**Goal:** Filter the entries below, keeping every line that has the word "mcap".

········

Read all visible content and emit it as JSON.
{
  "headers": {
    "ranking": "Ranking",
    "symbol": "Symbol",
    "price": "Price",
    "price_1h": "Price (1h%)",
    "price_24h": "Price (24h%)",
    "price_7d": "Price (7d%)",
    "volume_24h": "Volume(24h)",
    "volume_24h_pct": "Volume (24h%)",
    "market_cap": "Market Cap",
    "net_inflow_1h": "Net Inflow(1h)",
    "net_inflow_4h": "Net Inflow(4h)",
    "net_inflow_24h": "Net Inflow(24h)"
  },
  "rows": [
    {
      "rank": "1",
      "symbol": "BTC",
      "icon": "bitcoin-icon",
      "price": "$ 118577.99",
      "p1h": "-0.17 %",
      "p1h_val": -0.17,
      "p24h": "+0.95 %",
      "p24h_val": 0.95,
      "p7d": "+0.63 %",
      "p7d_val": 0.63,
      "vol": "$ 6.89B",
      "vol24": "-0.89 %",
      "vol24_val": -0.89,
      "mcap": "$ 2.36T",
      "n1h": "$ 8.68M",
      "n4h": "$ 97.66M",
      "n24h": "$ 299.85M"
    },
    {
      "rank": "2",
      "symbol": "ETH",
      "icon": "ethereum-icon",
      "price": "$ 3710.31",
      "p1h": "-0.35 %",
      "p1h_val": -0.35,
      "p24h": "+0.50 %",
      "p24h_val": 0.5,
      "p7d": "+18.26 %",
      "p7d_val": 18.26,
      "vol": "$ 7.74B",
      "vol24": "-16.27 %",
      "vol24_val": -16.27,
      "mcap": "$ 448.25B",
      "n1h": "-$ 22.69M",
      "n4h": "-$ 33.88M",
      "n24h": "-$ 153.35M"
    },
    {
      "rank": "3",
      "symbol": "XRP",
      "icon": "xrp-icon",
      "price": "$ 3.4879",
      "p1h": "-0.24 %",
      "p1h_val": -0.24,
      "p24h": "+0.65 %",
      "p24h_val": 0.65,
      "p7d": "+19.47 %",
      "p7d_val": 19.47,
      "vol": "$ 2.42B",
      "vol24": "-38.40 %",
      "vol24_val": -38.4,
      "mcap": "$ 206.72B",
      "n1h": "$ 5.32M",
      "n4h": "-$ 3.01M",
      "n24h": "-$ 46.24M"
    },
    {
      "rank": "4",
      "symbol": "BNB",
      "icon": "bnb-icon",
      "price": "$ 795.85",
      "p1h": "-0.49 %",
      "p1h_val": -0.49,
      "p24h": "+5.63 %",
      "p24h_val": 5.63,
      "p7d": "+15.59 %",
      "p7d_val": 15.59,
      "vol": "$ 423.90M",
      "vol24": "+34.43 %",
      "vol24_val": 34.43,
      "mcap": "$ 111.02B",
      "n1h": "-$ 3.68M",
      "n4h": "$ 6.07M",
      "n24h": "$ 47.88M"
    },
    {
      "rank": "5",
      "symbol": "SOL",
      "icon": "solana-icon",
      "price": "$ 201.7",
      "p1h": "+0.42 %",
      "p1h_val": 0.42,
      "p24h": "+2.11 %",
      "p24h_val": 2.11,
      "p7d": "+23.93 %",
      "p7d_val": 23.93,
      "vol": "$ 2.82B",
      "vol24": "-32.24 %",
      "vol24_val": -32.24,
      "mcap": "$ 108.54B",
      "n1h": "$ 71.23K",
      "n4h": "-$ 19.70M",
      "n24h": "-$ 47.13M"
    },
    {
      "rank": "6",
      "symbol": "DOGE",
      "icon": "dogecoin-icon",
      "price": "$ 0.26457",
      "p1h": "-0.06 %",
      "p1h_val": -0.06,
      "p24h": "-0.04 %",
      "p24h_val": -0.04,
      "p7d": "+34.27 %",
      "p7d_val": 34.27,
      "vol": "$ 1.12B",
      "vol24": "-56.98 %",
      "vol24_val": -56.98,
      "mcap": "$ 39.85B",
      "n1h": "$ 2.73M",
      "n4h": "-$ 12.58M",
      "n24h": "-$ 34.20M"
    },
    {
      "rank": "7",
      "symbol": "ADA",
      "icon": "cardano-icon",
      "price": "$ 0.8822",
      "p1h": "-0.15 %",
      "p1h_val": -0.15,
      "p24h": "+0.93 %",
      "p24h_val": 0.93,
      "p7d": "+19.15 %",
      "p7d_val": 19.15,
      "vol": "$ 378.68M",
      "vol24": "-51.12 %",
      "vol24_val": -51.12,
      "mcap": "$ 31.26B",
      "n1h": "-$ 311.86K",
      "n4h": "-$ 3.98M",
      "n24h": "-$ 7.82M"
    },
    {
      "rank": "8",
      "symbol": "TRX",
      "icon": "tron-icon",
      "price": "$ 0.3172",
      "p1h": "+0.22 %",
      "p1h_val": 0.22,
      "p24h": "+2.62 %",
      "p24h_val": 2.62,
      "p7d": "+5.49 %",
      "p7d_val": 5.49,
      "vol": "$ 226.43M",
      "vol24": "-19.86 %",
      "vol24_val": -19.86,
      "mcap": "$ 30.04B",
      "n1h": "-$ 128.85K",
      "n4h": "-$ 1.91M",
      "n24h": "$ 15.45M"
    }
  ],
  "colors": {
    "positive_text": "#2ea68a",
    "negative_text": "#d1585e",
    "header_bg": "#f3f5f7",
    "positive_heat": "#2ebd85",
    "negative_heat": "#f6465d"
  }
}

········

**Task solution:**
      "mcap": "$ 2.36T",
      "mcap": "$ 448.25B",
      "mcap": "$ 206.72B",
      "mcap": "$ 111.02B",
      "mcap": "$ 108.54B",
      "mcap": "$ 39.85B",
      "mcap": "$ 31.26B",
      "mcap": "$ 30.04B",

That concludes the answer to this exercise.